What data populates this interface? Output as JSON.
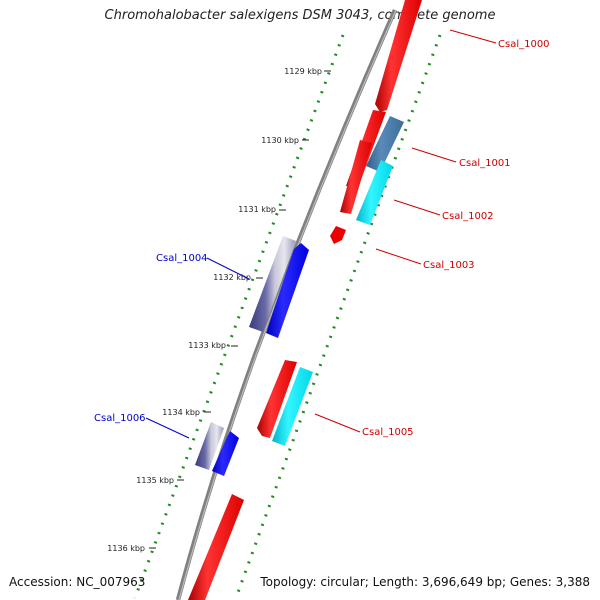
{
  "title": "Chromohalobacter salexigens DSM 3043, complete genome",
  "accession": "Accession: NC_007963",
  "summary": "Topology: circular; Length: 3,696,649 bp; Genes: 3,388",
  "colors": {
    "backbone": "#808080",
    "forward_cds": "#ff0000",
    "forward_cds_alt": "#00ffff",
    "reverse_cds": "#0000ff",
    "reverse_cds_alt": "#4b4b9b",
    "gc_ticks": "#228b22",
    "forward_label": "#cc0000",
    "reverse_label": "#0000cc"
  },
  "ticks": [
    {
      "label": "1129 kbp"
    },
    {
      "label": "1130 kbp"
    },
    {
      "label": "1131 kbp"
    },
    {
      "label": "1132 kbp"
    },
    {
      "label": "1133 kbp"
    },
    {
      "label": "1134 kbp"
    },
    {
      "label": "1135 kbp"
    },
    {
      "label": "1136 kbp"
    }
  ],
  "features": [
    {
      "name": "Csal_1000",
      "strand": "forward"
    },
    {
      "name": "Csal_1001",
      "strand": "forward"
    },
    {
      "name": "Csal_1002",
      "strand": "forward"
    },
    {
      "name": "Csal_1003",
      "strand": "forward"
    },
    {
      "name": "Csal_1004",
      "strand": "reverse"
    },
    {
      "name": "Csal_1005",
      "strand": "forward"
    },
    {
      "name": "Csal_1006",
      "strand": "reverse"
    }
  ]
}
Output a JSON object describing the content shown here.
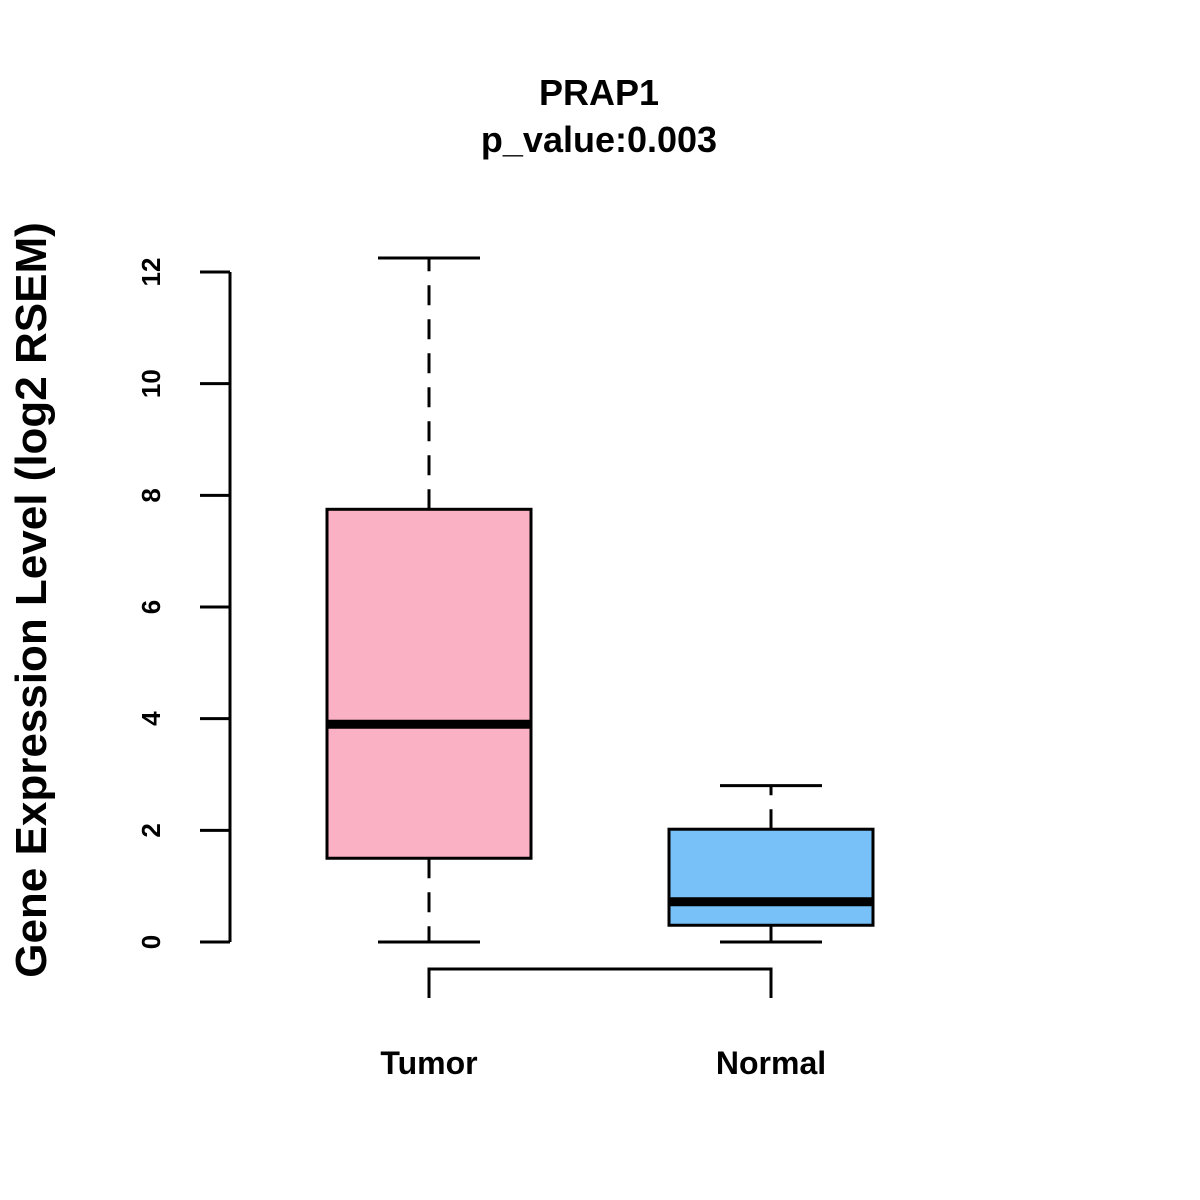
{
  "chart_data": {
    "type": "boxplot",
    "title": "PRAP1",
    "subtitle": "p_value:0.003",
    "xlabel": "",
    "ylabel": "Gene Expression Level (log2 RSEM)",
    "ylim": [
      0,
      12
    ],
    "yticks": [
      "0",
      "2",
      "4",
      "6",
      "8",
      "10",
      "12"
    ],
    "categories": [
      "Tumor",
      "Normal"
    ],
    "boxes": [
      {
        "category": "Tumor",
        "min": 0,
        "q1": 1.5,
        "median": 3.9,
        "q3": 7.75,
        "max": 12.25,
        "color": "#FBB1C4"
      },
      {
        "category": "Normal",
        "min": 0,
        "q1": 0.3,
        "median": 0.72,
        "q3": 2.02,
        "max": 2.8,
        "color": "#77C0F8"
      }
    ],
    "comparison_bracket": [
      "Tumor",
      "Normal"
    ],
    "grid": false,
    "legend": "none"
  }
}
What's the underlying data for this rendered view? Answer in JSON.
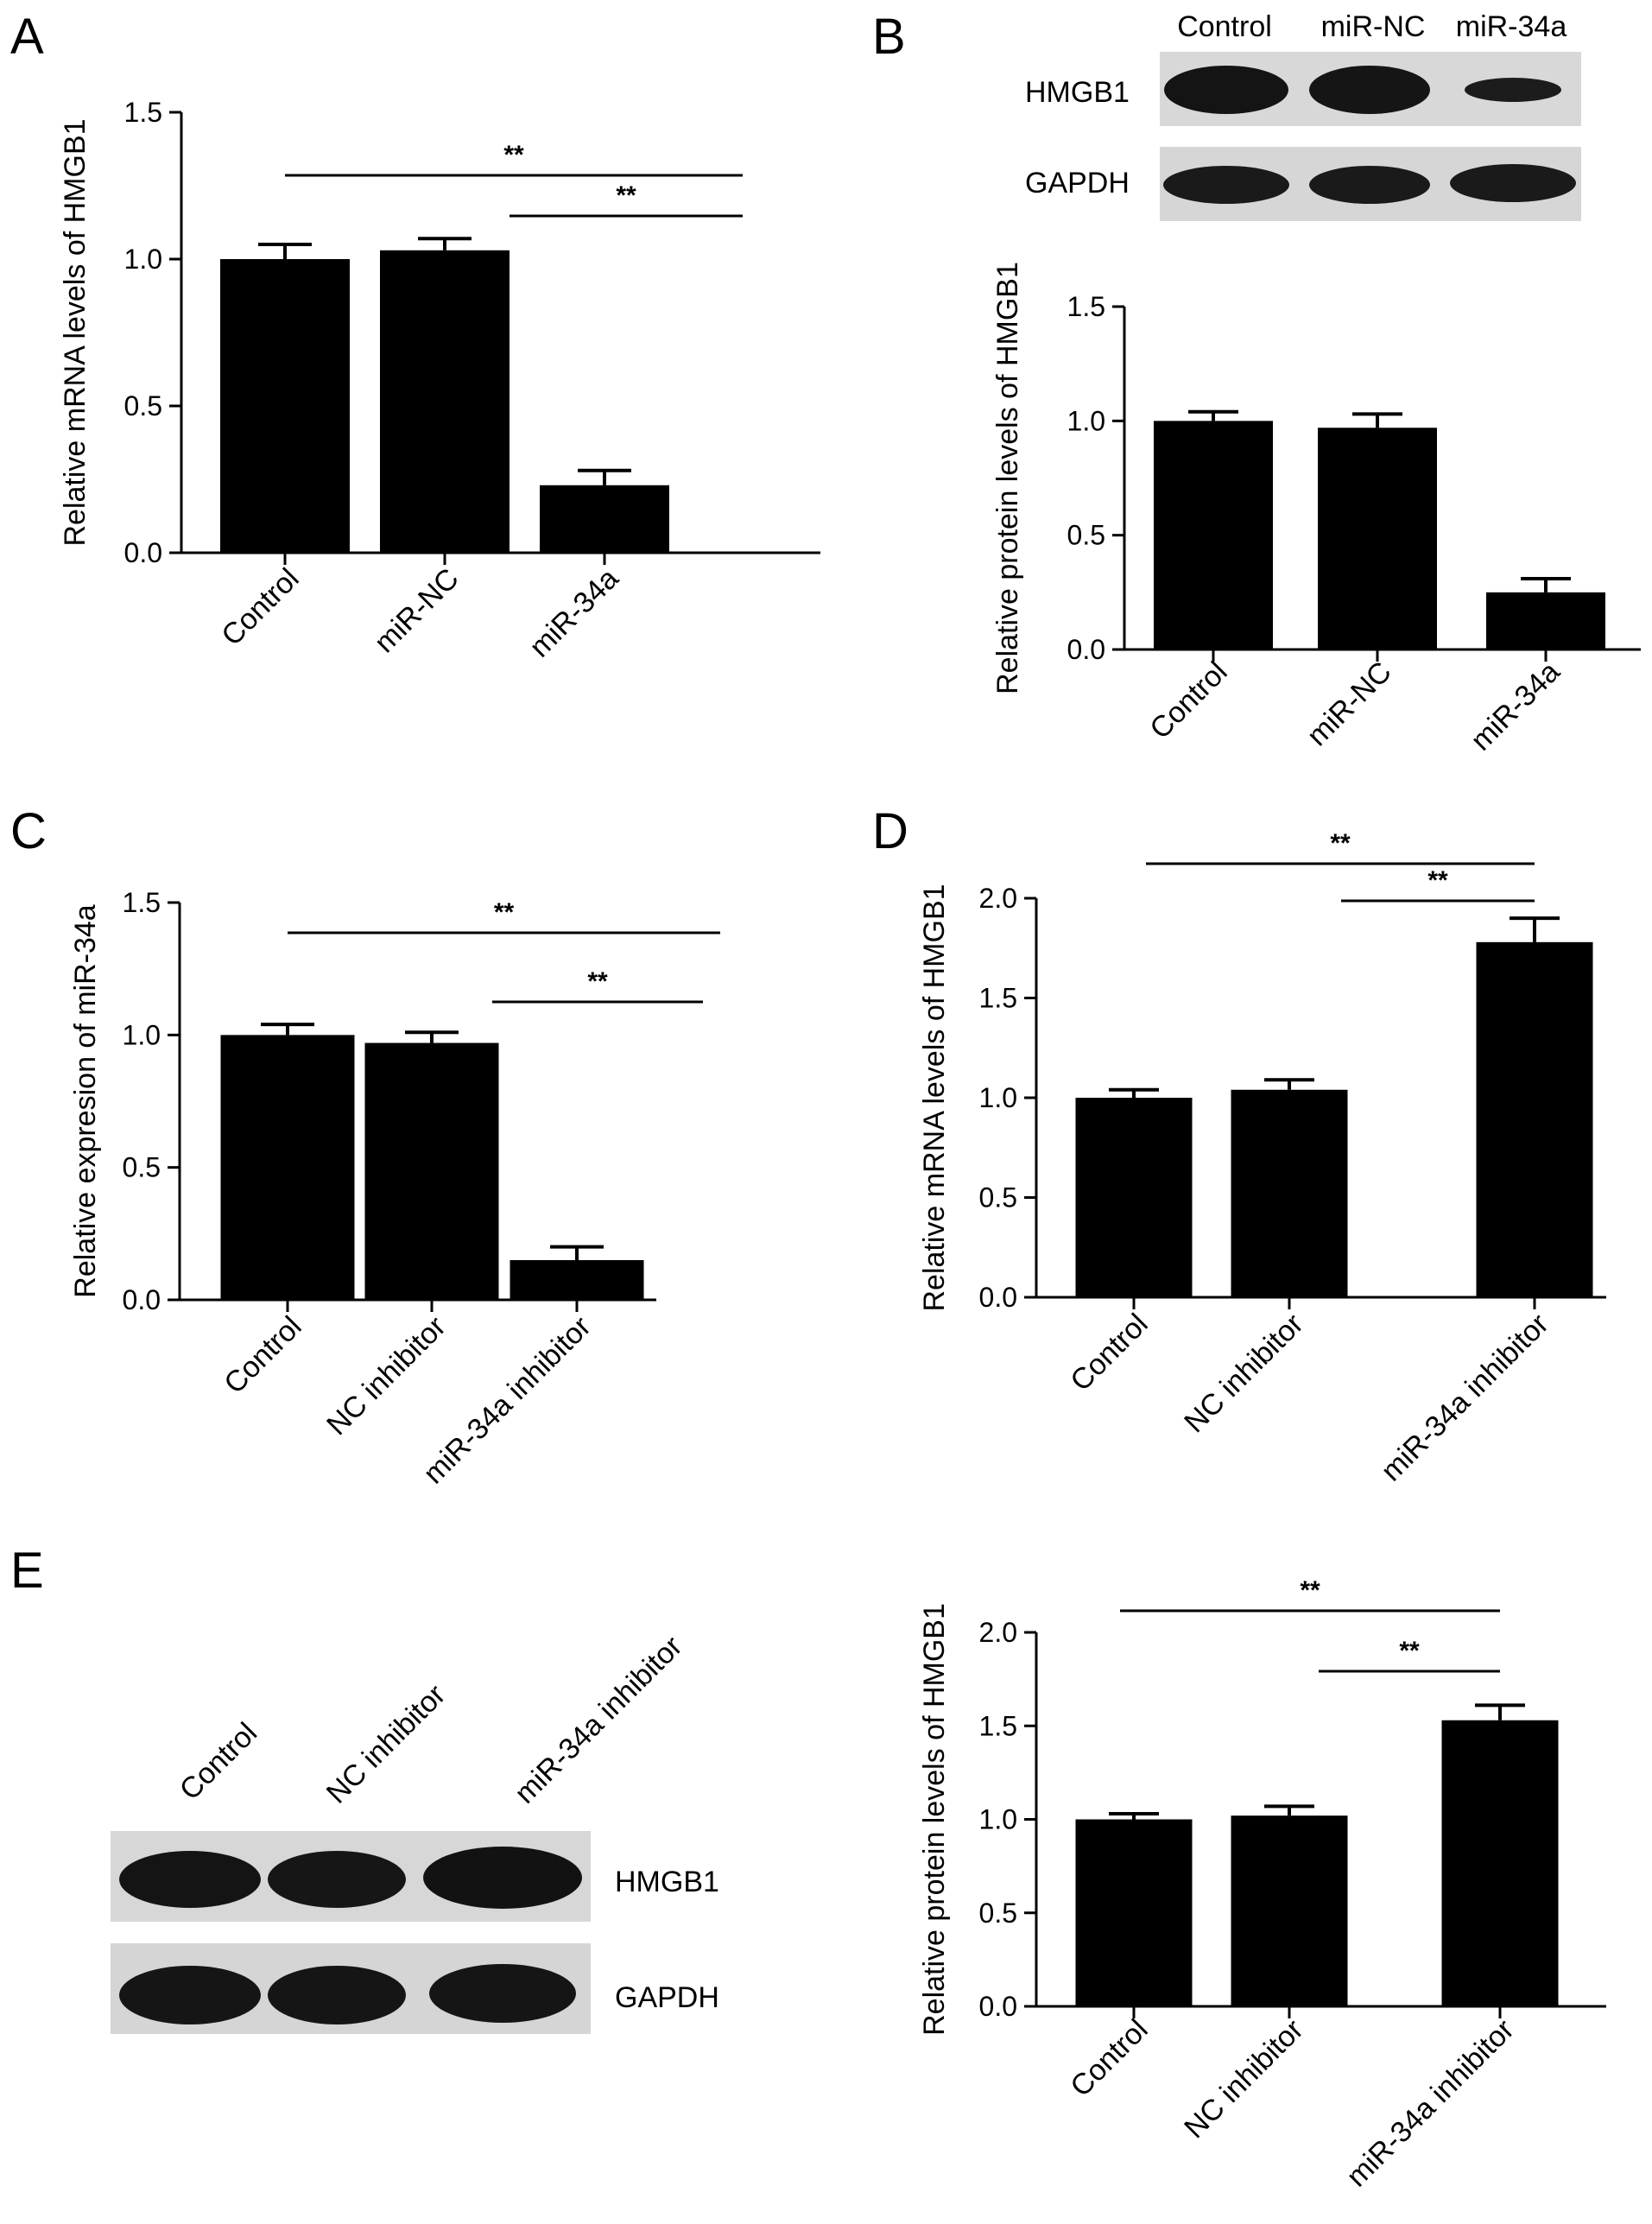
{
  "panel_letters": [
    "A",
    "B",
    "C",
    "D",
    "E"
  ],
  "blot_labels": {
    "B_lanes": [
      "Control",
      "miR-NC",
      "miR-34a"
    ],
    "B_rows": [
      "HMGB1",
      "GAPDH"
    ],
    "E_lanes": [
      "Control",
      "NC inhibitor",
      "miR-34a inhibitor"
    ],
    "E_rows": [
      "HMGB1",
      "GAPDH"
    ]
  },
  "chart_data": [
    {
      "id": "A",
      "type": "bar",
      "categories": [
        "Control",
        "miR-NC",
        "miR-34a"
      ],
      "values": [
        1.0,
        1.03,
        0.23
      ],
      "errors": [
        0.05,
        0.04,
        0.05
      ],
      "ylabel": "Relative mRNA levels of HMGB1",
      "ylim": [
        0,
        1.5
      ],
      "yticks": [
        "0.0",
        "0.5",
        "1.0",
        "1.5"
      ],
      "significance": [
        {
          "from": 0,
          "to": 2,
          "label": "**"
        },
        {
          "from": 1,
          "to": 2,
          "label": "**"
        }
      ],
      "bar_color": "#000000"
    },
    {
      "id": "B",
      "type": "bar",
      "categories": [
        "Control",
        "miR-NC",
        "miR-34a"
      ],
      "values": [
        1.0,
        0.97,
        0.25
      ],
      "errors": [
        0.04,
        0.06,
        0.06
      ],
      "ylabel": "Relative protein levels of HMGB1",
      "ylim": [
        0,
        1.5
      ],
      "yticks": [
        "0.0",
        "0.5",
        "1.0",
        "1.5"
      ],
      "significance": [],
      "bar_color": "#000000"
    },
    {
      "id": "C",
      "type": "bar",
      "categories": [
        "Control",
        "NC inhibitor",
        "miR-34a inhibitor"
      ],
      "values": [
        1.0,
        0.97,
        0.15
      ],
      "errors": [
        0.04,
        0.04,
        0.05
      ],
      "ylabel": "Relative expresion of miR-34a",
      "ylim": [
        0,
        1.5
      ],
      "yticks": [
        "0.0",
        "0.5",
        "1.0",
        "1.5"
      ],
      "significance": [
        {
          "from": 0,
          "to": 2,
          "label": "**"
        },
        {
          "from": 1,
          "to": 2,
          "label": "**"
        }
      ],
      "bar_color": "#000000"
    },
    {
      "id": "D",
      "type": "bar",
      "categories": [
        "Control",
        "NC inhibitor",
        "miR-34a inhibitor"
      ],
      "values": [
        1.0,
        1.04,
        1.78
      ],
      "errors": [
        0.04,
        0.05,
        0.12
      ],
      "ylabel": "Relative mRNA levels of HMGB1",
      "ylim": [
        0,
        2.0
      ],
      "yticks": [
        "0.0",
        "0.5",
        "1.0",
        "1.5",
        "2.0"
      ],
      "significance": [
        {
          "from": 0,
          "to": 2,
          "label": "**"
        },
        {
          "from": 1,
          "to": 2,
          "label": "**"
        }
      ],
      "bar_color": "#000000"
    },
    {
      "id": "E",
      "type": "bar",
      "categories": [
        "Control",
        "NC inhibitor",
        "miR-34a inhibitor"
      ],
      "values": [
        1.0,
        1.02,
        1.53
      ],
      "errors": [
        0.03,
        0.05,
        0.08
      ],
      "ylabel": "Relative protein levels of HMGB1",
      "ylim": [
        0,
        2.0
      ],
      "yticks": [
        "0.0",
        "0.5",
        "1.0",
        "1.5",
        "2.0"
      ],
      "significance": [
        {
          "from": 0,
          "to": 2,
          "label": "**"
        },
        {
          "from": 1,
          "to": 2,
          "label": "**"
        }
      ],
      "bar_color": "#000000"
    }
  ]
}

_WHAT IS EXPECTED:_ If a picture appears among the entries, omit it and reproduce everything else exactly.

_TASK RESULT:_
What data populates this interface? Output as JSON.
{
  "title": "Chromohalobacter salexigens DSM 3043, complete genome",
  "accession": "Accession: NC_007963",
  "summary": "Topology: circular; Length: 3,696,649 bp; Genes: 3,388",
  "colors": {
    "backbone": "#808080",
    "forward_cds": "#ff0000",
    "forward_cds_alt": "#00ffff",
    "reverse_cds": "#0000ff",
    "reverse_cds_alt": "#4b4b9b",
    "gc_ticks": "#228b22",
    "forward_label": "#cc0000",
    "reverse_label": "#0000cc"
  },
  "ticks": [
    {
      "label": "1129 kbp"
    },
    {
      "label": "1130 kbp"
    },
    {
      "label": "1131 kbp"
    },
    {
      "label": "1132 kbp"
    },
    {
      "label": "1133 kbp"
    },
    {
      "label": "1134 kbp"
    },
    {
      "label": "1135 kbp"
    },
    {
      "label": "1136 kbp"
    }
  ],
  "features": [
    {
      "name": "Csal_1000",
      "strand": "forward"
    },
    {
      "name": "Csal_1001",
      "strand": "forward"
    },
    {
      "name": "Csal_1002",
      "strand": "forward"
    },
    {
      "name": "Csal_1003",
      "strand": "forward"
    },
    {
      "name": "Csal_1004",
      "strand": "reverse"
    },
    {
      "name": "Csal_1005",
      "strand": "forward"
    },
    {
      "name": "Csal_1006",
      "strand": "reverse"
    }
  ]
}
Output a JSON object describing the content shown here.
{
  "chart_data": {
    "type": "boxplot",
    "title": "PRAP1",
    "subtitle": "p_value:0.003",
    "xlabel": "",
    "ylabel": "Gene Expression Level (log2 RSEM)",
    "ylim": [
      0,
      12
    ],
    "yticks": [
      "0",
      "2",
      "4",
      "6",
      "8",
      "10",
      "12"
    ],
    "categories": [
      "Tumor",
      "Normal"
    ],
    "boxes": [
      {
        "category": "Tumor",
        "min": 0,
        "q1": 1.5,
        "median": 3.9,
        "q3": 7.75,
        "max": 12.25,
        "color": "#FBB1C4"
      },
      {
        "category": "Normal",
        "min": 0,
        "q1": 0.3,
        "median": 0.72,
        "q3": 2.02,
        "max": 2.8,
        "color": "#77C0F8"
      }
    ],
    "comparison_bracket": [
      "Tumor",
      "Normal"
    ],
    "grid": false,
    "legend": "none"
  }
}
What's the underlying data for this rendered view? Answer in JSON.
{
  "panel_letters": [
    "A",
    "B",
    "C",
    "D",
    "E"
  ],
  "blot_labels": {
    "B_lanes": [
      "Control",
      "miR-NC",
      "miR-34a"
    ],
    "B_rows": [
      "HMGB1",
      "GAPDH"
    ],
    "E_lanes": [
      "Control",
      "NC inhibitor",
      "miR-34a inhibitor"
    ],
    "E_rows": [
      "HMGB1",
      "GAPDH"
    ]
  },
  "chart_data": [
    {
      "id": "A",
      "type": "bar",
      "categories": [
        "Control",
        "miR-NC",
        "miR-34a"
      ],
      "values": [
        1.0,
        1.03,
        0.23
      ],
      "errors": [
        0.05,
        0.04,
        0.05
      ],
      "ylabel": "Relative mRNA levels of HMGB1",
      "ylim": [
        0,
        1.5
      ],
      "yticks": [
        "0.0",
        "0.5",
        "1.0",
        "1.5"
      ],
      "significance": [
        {
          "from": 0,
          "to": 2,
          "label": "**"
        },
        {
          "from": 1,
          "to": 2,
          "label": "**"
        }
      ],
      "bar_color": "#000000"
    },
    {
      "id": "B",
      "type": "bar",
      "categories": [
        "Control",
        "miR-NC",
        "miR-34a"
      ],
      "values": [
        1.0,
        0.97,
        0.25
      ],
      "errors": [
        0.04,
        0.06,
        0.06
      ],
      "ylabel": "Relative protein levels of HMGB1",
      "ylim": [
        0,
        1.5
      ],
      "yticks": [
        "0.0",
        "0.5",
        "1.0",
        "1.5"
      ],
      "significance": [],
      "bar_color": "#000000"
    },
    {
      "id": "C",
      "type": "bar",
      "categories": [
        "Control",
        "NC inhibitor",
        "miR-34a inhibitor"
      ],
      "values": [
        1.0,
        0.97,
        0.15
      ],
      "errors": [
        0.04,
        0.04,
        0.05
      ],
      "ylabel": "Relative expresion of miR-34a",
      "ylim": [
        0,
        1.5
      ],
      "yticks": [
        "0.0",
        "0.5",
        "1.0",
        "1.5"
      ],
      "significance": [
        {
          "from": 0,
          "to": 2,
          "label": "**"
        },
        {
          "from": 1,
          "to": 2,
          "label": "**"
        }
      ],
      "bar_color": "#000000"
    },
    {
      "id": "D",
      "type": "bar",
      "categories": [
        "Control",
        "NC inhibitor",
        "miR-34a inhibitor"
      ],
      "values": [
        1.0,
        1.04,
        1.78
      ],
      "errors": [
        0.04,
        0.05,
        0.12
      ],
      "ylabel": "Relative mRNA levels of HMGB1",
      "ylim": [
        0,
        2.0
      ],
      "yticks": [
        "0.0",
        "0.5",
        "1.0",
        "1.5",
        "2.0"
      ],
      "significance": [
        {
          "from": 0,
          "to": 2,
          "label": "**"
        },
        {
          "from": 1,
          "to": 2,
          "label": "**"
        }
      ],
      "bar_color": "#000000"
    },
    {
      "id": "E",
      "type": "bar",
      "categories": [
        "Control",
        "NC inhibitor",
        "miR-34a inhibitor"
      ],
      "values": [
        1.0,
        1.02,
        1.53
      ],
      "errors": [
        0.03,
        0.05,
        0.08
      ],
      "ylabel": "Relative protein levels of HMGB1",
      "ylim": [
        0,
        2.0
      ],
      "yticks": [
        "0.0",
        "0.5",
        "1.0",
        "1.5",
        "2.0"
      ],
      "significance": [
        {
          "from": 0,
          "to": 2,
          "label": "**"
        },
        {
          "from": 1,
          "to": 2,
          "label": "**"
        }
      ],
      "bar_color": "#000000"
    }
  ]
}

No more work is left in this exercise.